Select from the data all lines with the word "this".

* * *

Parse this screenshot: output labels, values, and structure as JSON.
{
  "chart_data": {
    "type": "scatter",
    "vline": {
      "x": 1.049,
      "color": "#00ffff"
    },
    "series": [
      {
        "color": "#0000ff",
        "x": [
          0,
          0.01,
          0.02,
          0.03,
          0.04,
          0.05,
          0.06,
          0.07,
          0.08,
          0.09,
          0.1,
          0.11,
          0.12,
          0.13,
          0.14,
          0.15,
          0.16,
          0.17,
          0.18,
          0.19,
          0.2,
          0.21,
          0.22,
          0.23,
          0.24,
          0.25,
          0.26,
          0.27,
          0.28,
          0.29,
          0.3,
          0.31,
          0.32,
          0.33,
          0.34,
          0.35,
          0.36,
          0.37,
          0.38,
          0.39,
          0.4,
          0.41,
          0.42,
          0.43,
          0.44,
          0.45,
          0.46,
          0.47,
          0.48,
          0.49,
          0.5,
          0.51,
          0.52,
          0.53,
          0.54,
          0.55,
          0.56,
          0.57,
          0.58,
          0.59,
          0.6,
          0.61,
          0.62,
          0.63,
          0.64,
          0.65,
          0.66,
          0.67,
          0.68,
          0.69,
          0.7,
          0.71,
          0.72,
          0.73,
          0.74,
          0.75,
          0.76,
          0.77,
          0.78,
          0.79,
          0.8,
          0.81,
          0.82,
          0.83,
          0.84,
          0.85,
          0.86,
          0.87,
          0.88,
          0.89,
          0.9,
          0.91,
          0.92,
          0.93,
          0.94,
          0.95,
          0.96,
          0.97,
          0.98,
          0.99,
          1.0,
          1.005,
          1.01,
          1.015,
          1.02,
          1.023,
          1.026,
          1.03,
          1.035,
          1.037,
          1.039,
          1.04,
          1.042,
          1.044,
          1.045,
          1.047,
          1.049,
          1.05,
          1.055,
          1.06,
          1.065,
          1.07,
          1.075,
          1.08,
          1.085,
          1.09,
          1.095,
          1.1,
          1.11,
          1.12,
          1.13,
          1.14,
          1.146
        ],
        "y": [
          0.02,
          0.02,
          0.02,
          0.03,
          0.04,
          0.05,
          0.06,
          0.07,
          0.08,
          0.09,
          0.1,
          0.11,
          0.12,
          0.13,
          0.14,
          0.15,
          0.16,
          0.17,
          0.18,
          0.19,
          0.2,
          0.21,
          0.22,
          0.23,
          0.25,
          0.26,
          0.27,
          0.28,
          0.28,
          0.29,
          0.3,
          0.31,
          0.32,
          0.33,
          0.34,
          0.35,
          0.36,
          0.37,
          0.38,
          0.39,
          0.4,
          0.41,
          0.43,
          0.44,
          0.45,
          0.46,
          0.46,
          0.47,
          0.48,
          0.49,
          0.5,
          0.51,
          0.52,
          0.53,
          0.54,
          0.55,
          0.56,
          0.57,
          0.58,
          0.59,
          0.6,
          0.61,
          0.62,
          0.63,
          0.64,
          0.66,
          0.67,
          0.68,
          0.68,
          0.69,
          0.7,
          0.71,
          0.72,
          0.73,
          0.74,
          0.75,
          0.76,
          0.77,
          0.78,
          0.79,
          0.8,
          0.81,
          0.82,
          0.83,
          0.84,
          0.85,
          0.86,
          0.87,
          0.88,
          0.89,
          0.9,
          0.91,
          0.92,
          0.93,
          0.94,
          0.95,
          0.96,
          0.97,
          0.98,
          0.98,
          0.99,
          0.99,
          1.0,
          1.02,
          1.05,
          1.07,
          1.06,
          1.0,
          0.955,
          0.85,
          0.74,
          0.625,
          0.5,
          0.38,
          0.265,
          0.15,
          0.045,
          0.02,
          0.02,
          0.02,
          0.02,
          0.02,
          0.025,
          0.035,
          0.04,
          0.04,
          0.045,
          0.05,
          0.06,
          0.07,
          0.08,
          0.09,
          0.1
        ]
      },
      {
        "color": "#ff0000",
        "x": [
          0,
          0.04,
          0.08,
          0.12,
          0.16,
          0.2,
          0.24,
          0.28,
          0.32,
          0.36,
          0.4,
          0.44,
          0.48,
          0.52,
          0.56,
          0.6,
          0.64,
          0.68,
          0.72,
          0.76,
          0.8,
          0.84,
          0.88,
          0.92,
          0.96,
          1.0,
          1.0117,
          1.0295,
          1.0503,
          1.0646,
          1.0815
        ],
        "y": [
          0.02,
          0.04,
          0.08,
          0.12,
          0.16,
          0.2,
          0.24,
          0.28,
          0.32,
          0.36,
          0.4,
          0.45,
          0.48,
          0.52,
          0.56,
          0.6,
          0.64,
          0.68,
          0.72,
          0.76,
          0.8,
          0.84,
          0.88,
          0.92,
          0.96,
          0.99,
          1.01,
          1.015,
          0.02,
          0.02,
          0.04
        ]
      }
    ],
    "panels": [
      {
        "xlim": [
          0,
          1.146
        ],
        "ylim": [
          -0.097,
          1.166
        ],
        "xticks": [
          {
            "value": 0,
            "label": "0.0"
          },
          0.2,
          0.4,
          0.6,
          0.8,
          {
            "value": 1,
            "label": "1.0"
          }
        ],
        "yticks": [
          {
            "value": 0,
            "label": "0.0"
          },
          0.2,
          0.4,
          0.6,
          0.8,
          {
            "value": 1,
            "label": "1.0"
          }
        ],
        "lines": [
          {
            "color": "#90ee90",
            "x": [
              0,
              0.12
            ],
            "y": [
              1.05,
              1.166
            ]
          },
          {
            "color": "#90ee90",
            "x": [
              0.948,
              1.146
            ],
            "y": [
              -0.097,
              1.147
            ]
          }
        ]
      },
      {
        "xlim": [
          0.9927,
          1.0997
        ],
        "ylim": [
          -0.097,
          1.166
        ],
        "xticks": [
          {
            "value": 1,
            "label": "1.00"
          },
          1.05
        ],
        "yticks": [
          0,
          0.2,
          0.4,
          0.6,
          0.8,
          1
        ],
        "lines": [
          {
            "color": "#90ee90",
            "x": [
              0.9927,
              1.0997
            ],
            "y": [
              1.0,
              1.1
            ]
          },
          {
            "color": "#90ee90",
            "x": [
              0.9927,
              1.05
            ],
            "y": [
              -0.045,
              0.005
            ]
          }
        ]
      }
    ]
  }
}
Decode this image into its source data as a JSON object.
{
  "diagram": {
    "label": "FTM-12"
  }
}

* * *

• _ANSWER BELOW_
Parse this screenshot: output labels, values, and structure as JSON.
Decode this image into its source data as a JSON object.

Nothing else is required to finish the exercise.